- **What the task requires**: Drop every picture and give the entries back exactly.

- **Recorded information**:
________

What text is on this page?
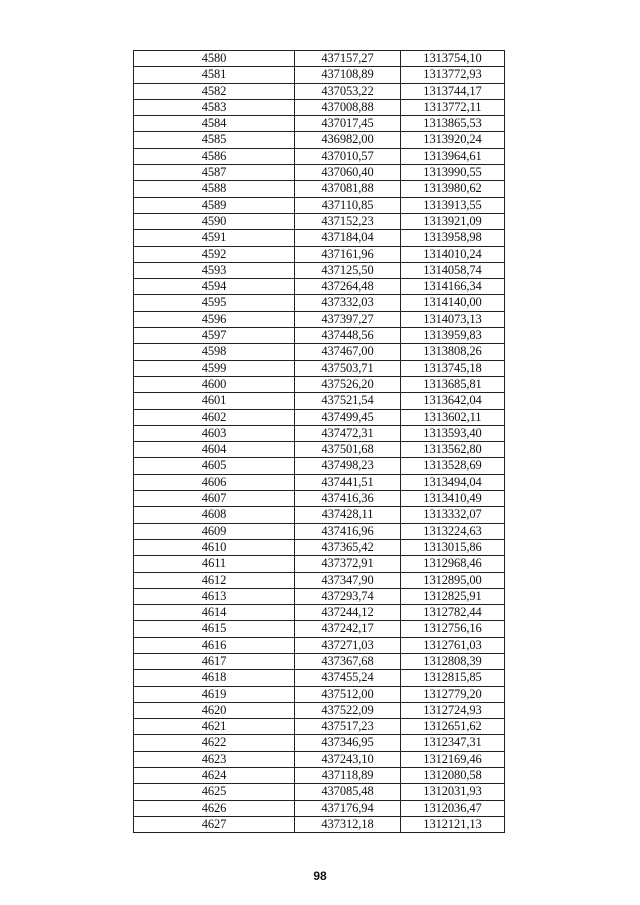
4580	437157,27	1313754,10
4581	437108,89	1313772,93
4582	437053,22	1313744,17
4583	437008,88	1313772,11
4584	437017,45	1313865,53
4585	436982,00	1313920,24
4586	437010,57	1313964,61
4587	437060,40	1313990,55
4588	437081,88	1313980,62
4589	437110,85	1313913,55
4590	437152,23	1313921,09
4591	437184,04	1313958,98
4592	437161,96	1314010,24
4593	437125,50	1314058,74
4594	437264,48	1314166,34
4595	437332,03	1314140,00
4596	437397,27	1314073,13
4597	437448,56	1313959,83
4598	437467,00	1313808,26
4599	437503,71	1313745,18
4600	437526,20	1313685,81
4601	437521,54	1313642,04
4602	437499,45	1313602,11
4603	437472,31	1313593,40
4604	437501,68	1313562,80
4605	437498,23	1313528,69
4606	437441,51	1313494,04
4607	437416,36	1313410,49
4608	437428,11	1313332,07
4609	437416,96	1313224,63
4610	437365,42	1313015,86
4611	437372,91	1312968,46
4612	437347,90	1312895,00
4613	437293,74	1312825,91
4614	437244,12	1312782,44
4615	437242,17	1312756,16
4616	437271,03	1312761,03
4617	437367,68	1312808,39
4618	437455,24	1312815,85
4619	437512,00	1312779,20
4620	437522,09	1312724,93
4621	437517,23	1312651,62
4622	437346,95	1312347,31
4623	437243,10	1312169,46
4624	437118,89	1312080,58
4625	437085,48	1312031,93
4626	437176,94	1312036,47
4627	437312,18	1312121,13
98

________

- **Answer in full**:
What text is on this page?
4580	437157,27	1313754,10
4581	437108,89	1313772,93
4582	437053,22	1313744,17
4583	437008,88	1313772,11
4584	437017,45	1313865,53
4585	436982,00	1313920,24
4586	437010,57	1313964,61
4587	437060,40	1313990,55
4588	437081,88	1313980,62
4589	437110,85	1313913,55
4590	437152,23	1313921,09
4591	437184,04	1313958,98
4592	437161,96	1314010,24
4593	437125,50	1314058,74
4594	437264,48	1314166,34
4595	437332,03	1314140,00
4596	437397,27	1314073,13
4597	437448,56	1313959,83
4598	437467,00	1313808,26
4599	437503,71	1313745,18
4600	437526,20	1313685,81
4601	437521,54	1313642,04
4602	437499,45	1313602,11
4603	437472,31	1313593,40
4604	437501,68	1313562,80
4605	437498,23	1313528,69
4606	437441,51	1313494,04
4607	437416,36	1313410,49
4608	437428,11	1313332,07
4609	437416,96	1313224,63
4610	437365,42	1313015,86
4611	437372,91	1312968,46
4612	437347,90	1312895,00
4613	437293,74	1312825,91
4614	437244,12	1312782,44
4615	437242,17	1312756,16
4616	437271,03	1312761,03
4617	437367,68	1312808,39
4618	437455,24	1312815,85
4619	437512,00	1312779,20
4620	437522,09	1312724,93
4621	437517,23	1312651,62
4622	437346,95	1312347,31
4623	437243,10	1312169,46
4624	437118,89	1312080,58
4625	437085,48	1312031,93
4626	437176,94	1312036,47
4627	437312,18	1312121,13
98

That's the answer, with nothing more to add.